### What the task asks
Transcribe the listing below line for line, with no changes.

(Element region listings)
-*-*-
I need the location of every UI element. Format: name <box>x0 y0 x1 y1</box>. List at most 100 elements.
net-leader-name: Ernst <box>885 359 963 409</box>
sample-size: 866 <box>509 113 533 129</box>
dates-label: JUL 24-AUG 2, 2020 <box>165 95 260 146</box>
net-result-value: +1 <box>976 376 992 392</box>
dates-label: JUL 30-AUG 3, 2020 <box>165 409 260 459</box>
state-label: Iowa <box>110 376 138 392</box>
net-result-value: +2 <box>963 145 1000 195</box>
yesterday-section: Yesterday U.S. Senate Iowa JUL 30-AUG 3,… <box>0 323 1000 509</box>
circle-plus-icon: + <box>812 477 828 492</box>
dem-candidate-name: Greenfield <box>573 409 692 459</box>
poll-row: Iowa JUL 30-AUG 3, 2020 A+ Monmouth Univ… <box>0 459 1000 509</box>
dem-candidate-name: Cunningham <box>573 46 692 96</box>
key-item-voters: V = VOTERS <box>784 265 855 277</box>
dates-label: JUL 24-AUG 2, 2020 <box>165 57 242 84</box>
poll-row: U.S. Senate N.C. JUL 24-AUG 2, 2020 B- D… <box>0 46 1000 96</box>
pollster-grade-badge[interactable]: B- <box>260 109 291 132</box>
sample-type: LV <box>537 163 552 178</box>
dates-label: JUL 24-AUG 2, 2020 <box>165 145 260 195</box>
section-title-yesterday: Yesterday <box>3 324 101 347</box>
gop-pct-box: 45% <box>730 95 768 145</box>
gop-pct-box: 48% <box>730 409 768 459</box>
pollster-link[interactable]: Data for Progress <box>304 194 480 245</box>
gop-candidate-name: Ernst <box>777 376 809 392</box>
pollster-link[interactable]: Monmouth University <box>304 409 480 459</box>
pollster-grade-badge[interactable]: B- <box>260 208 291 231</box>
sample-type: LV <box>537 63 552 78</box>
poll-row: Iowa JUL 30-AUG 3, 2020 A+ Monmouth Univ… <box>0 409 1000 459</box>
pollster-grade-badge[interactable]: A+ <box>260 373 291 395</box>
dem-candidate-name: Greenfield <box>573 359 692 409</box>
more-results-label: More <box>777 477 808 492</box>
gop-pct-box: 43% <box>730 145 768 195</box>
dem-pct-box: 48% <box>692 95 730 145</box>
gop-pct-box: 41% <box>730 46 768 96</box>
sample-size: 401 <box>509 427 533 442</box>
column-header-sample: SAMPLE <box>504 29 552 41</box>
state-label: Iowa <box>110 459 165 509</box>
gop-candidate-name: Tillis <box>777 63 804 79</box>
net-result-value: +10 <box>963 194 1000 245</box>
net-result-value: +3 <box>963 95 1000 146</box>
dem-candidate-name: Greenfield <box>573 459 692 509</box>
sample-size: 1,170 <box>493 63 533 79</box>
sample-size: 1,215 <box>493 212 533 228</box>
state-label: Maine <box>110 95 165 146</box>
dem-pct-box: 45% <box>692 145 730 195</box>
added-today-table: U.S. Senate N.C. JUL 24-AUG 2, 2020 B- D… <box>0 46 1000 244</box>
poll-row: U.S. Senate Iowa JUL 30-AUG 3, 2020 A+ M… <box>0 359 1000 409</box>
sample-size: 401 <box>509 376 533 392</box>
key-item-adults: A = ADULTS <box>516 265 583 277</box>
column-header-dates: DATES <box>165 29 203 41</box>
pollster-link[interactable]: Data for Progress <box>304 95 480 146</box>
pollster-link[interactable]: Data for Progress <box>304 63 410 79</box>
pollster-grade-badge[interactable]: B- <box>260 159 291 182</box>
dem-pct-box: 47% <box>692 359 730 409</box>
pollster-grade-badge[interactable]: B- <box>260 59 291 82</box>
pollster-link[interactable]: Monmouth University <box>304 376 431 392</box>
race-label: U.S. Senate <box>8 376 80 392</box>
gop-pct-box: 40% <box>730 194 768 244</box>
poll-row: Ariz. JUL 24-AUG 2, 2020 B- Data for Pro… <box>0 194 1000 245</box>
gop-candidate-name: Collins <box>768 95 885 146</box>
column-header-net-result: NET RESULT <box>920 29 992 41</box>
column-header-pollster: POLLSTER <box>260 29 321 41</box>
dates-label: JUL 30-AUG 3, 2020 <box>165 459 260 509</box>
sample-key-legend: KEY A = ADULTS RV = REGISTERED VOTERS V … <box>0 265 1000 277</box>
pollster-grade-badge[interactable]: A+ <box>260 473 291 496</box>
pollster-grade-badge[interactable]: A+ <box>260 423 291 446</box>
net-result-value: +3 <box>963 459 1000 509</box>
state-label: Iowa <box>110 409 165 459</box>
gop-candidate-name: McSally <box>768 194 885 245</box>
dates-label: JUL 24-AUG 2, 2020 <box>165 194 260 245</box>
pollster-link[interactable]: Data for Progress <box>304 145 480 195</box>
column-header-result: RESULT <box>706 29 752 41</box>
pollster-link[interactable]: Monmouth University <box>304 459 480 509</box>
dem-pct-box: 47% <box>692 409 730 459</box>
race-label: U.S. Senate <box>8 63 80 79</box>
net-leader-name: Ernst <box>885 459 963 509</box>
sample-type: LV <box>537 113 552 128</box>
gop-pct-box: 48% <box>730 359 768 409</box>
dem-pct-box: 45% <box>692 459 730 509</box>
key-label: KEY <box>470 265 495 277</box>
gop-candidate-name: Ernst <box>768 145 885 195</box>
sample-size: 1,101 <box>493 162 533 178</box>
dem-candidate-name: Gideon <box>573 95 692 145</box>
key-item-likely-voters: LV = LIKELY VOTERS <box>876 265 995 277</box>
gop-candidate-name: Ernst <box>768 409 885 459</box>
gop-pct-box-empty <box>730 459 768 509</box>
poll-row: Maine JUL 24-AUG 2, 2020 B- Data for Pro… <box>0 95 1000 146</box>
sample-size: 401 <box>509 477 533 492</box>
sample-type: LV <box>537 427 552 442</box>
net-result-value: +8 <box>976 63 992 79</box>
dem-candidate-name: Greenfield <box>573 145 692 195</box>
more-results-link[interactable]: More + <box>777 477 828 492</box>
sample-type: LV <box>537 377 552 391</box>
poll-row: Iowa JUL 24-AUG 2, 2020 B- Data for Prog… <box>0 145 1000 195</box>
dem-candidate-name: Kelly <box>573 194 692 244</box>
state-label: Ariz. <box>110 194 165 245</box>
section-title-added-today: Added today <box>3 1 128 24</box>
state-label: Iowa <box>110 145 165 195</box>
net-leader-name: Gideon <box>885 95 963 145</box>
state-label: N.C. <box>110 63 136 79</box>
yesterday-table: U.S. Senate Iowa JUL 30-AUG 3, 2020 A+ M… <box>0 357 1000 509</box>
-*-*-
### Response
I need the location of every UI element. Format: name <box>x0 y0 x1 y1</box>. List at most 100 elements.
net-leader-name: Ernst <box>885 359 963 409</box>
sample-size: 866 <box>509 113 533 129</box>
dates-label: JUL 24-AUG 2, 2020 <box>165 95 260 146</box>
net-result-value: +1 <box>976 376 992 392</box>
dates-label: JUL 30-AUG 3, 2020 <box>165 409 260 459</box>
state-label: Iowa <box>110 376 138 392</box>
net-result-value: +2 <box>963 145 1000 195</box>
yesterday-section: Yesterday U.S. Senate Iowa JUL 30-AUG 3,… <box>0 323 1000 509</box>
circle-plus-icon: + <box>812 477 828 492</box>
dem-candidate-name: Greenfield <box>573 409 692 459</box>
poll-row: Iowa JUL 30-AUG 3, 2020 A+ Monmouth Univ… <box>0 459 1000 509</box>
dem-candidate-name: Cunningham <box>573 46 692 96</box>
key-item-voters: V = VOTERS <box>784 265 855 277</box>
dates-label: JUL 24-AUG 2, 2020 <box>165 57 242 84</box>
poll-row: U.S. Senate N.C. JUL 24-AUG 2, 2020 B- D… <box>0 46 1000 96</box>
pollster-grade-badge[interactable]: B- <box>260 109 291 132</box>
sample-type: LV <box>537 163 552 178</box>
dates-label: JUL 24-AUG 2, 2020 <box>165 145 260 195</box>
section-title-yesterday: Yesterday <box>3 324 101 347</box>
gop-pct-box: 45% <box>730 95 768 145</box>
gop-pct-box: 48% <box>730 409 768 459</box>
pollster-link[interactable]: Data for Progress <box>304 194 480 245</box>
gop-candidate-name: Ernst <box>777 376 809 392</box>
pollster-link[interactable]: Monmouth University <box>304 409 480 459</box>
pollster-grade-badge[interactable]: B- <box>260 208 291 231</box>
sample-type: LV <box>537 63 552 78</box>
poll-row: Iowa JUL 30-AUG 3, 2020 A+ Monmouth Univ… <box>0 409 1000 459</box>
pollster-grade-badge[interactable]: A+ <box>260 373 291 395</box>
dem-candidate-name: Greenfield <box>573 359 692 409</box>
more-results-label: More <box>777 477 808 492</box>
gop-pct-box: 43% <box>730 145 768 195</box>
dem-pct-box: 48% <box>692 95 730 145</box>
gop-pct-box: 41% <box>730 46 768 96</box>
sample-size: 401 <box>509 427 533 442</box>
column-header-sample: SAMPLE <box>504 29 552 41</box>
state-label: Iowa <box>110 459 165 509</box>
gop-candidate-name: Tillis <box>777 63 804 79</box>
net-result-value: +10 <box>963 194 1000 245</box>
net-result-value: +3 <box>963 95 1000 146</box>
dem-candidate-name: Greenfield <box>573 459 692 509</box>
sample-size: 1,170 <box>493 63 533 79</box>
sample-size: 1,215 <box>493 212 533 228</box>
state-label: Maine <box>110 95 165 146</box>
dem-pct-box: 45% <box>692 145 730 195</box>
added-today-table: U.S. Senate N.C. JUL 24-AUG 2, 2020 B- D… <box>0 46 1000 244</box>
poll-row: U.S. Senate Iowa JUL 30-AUG 3, 2020 A+ M… <box>0 359 1000 409</box>
sample-size: 401 <box>509 376 533 392</box>
key-item-adults: A = ADULTS <box>516 265 583 277</box>
column-header-dates: DATES <box>165 29 203 41</box>
pollster-link[interactable]: Data for Progress <box>304 95 480 146</box>
pollster-link[interactable]: Data for Progress <box>304 63 410 79</box>
pollster-grade-badge[interactable]: B- <box>260 159 291 182</box>
dem-pct-box: 47% <box>692 359 730 409</box>
pollster-grade-badge[interactable]: B- <box>260 59 291 82</box>
pollster-link[interactable]: Monmouth University <box>304 376 431 392</box>
race-label: U.S. Senate <box>8 376 80 392</box>
gop-pct-box: 40% <box>730 194 768 244</box>
poll-row: Ariz. JUL 24-AUG 2, 2020 B- Data for Pro… <box>0 194 1000 245</box>
gop-candidate-name: Collins <box>768 95 885 146</box>
column-header-net-result: NET RESULT <box>920 29 992 41</box>
column-header-pollster: POLLSTER <box>260 29 321 41</box>
dates-label: JUL 30-AUG 3, 2020 <box>165 459 260 509</box>
sample-key-legend: KEY A = ADULTS RV = REGISTERED VOTERS V … <box>0 265 1000 277</box>
pollster-grade-badge[interactable]: A+ <box>260 473 291 496</box>
pollster-grade-badge[interactable]: A+ <box>260 423 291 446</box>
net-result-value: +3 <box>963 459 1000 509</box>
state-label: Iowa <box>110 409 165 459</box>
gop-candidate-name: McSally <box>768 194 885 245</box>
dates-label: JUL 24-AUG 2, 2020 <box>165 194 260 245</box>
pollster-link[interactable]: Data for Progress <box>304 145 480 195</box>
column-header-result: RESULT <box>706 29 752 41</box>
pollster-link[interactable]: Monmouth University <box>304 459 480 509</box>
dem-pct-box: 47% <box>692 409 730 459</box>
race-label: U.S. Senate <box>8 63 80 79</box>
net-leader-name: Ernst <box>885 459 963 509</box>
sample-type: LV <box>537 113 552 128</box>
gop-pct-box: 48% <box>730 359 768 409</box>
dem-pct-box: 45% <box>692 459 730 509</box>
key-label: KEY <box>470 265 495 277</box>
gop-candidate-name: Ernst <box>768 145 885 195</box>
sample-size: 1,101 <box>493 162 533 178</box>
dem-candidate-name: Gideon <box>573 95 692 145</box>
key-item-likely-voters: LV = LIKELY VOTERS <box>876 265 995 277</box>
gop-candidate-name: Ernst <box>768 409 885 459</box>
gop-pct-box-empty <box>730 459 768 509</box>
poll-row: Maine JUL 24-AUG 2, 2020 B- Data for Pro… <box>0 95 1000 146</box>
sample-size: 401 <box>509 477 533 492</box>
sample-type: LV <box>537 427 552 442</box>
net-result-value: +8 <box>976 63 992 79</box>
dem-candidate-name: Greenfield <box>573 145 692 195</box>
more-results-link[interactable]: More + <box>777 477 828 492</box>
sample-type: LV <box>537 377 552 391</box>
poll-row: Iowa JUL 24-AUG 2, 2020 B- Data for Prog… <box>0 145 1000 195</box>
dem-candidate-name: Kelly <box>573 194 692 244</box>
state-label: Ariz. <box>110 194 165 245</box>
section-title-added-today: Added today <box>3 1 128 24</box>
state-label: Iowa <box>110 145 165 195</box>
net-leader-name: Gideon <box>885 95 963 145</box>
state-label: N.C. <box>110 63 136 79</box>
yesterday-table: U.S. Senate Iowa JUL 30-AUG 3, 2020 A+ M… <box>0 357 1000 509</box>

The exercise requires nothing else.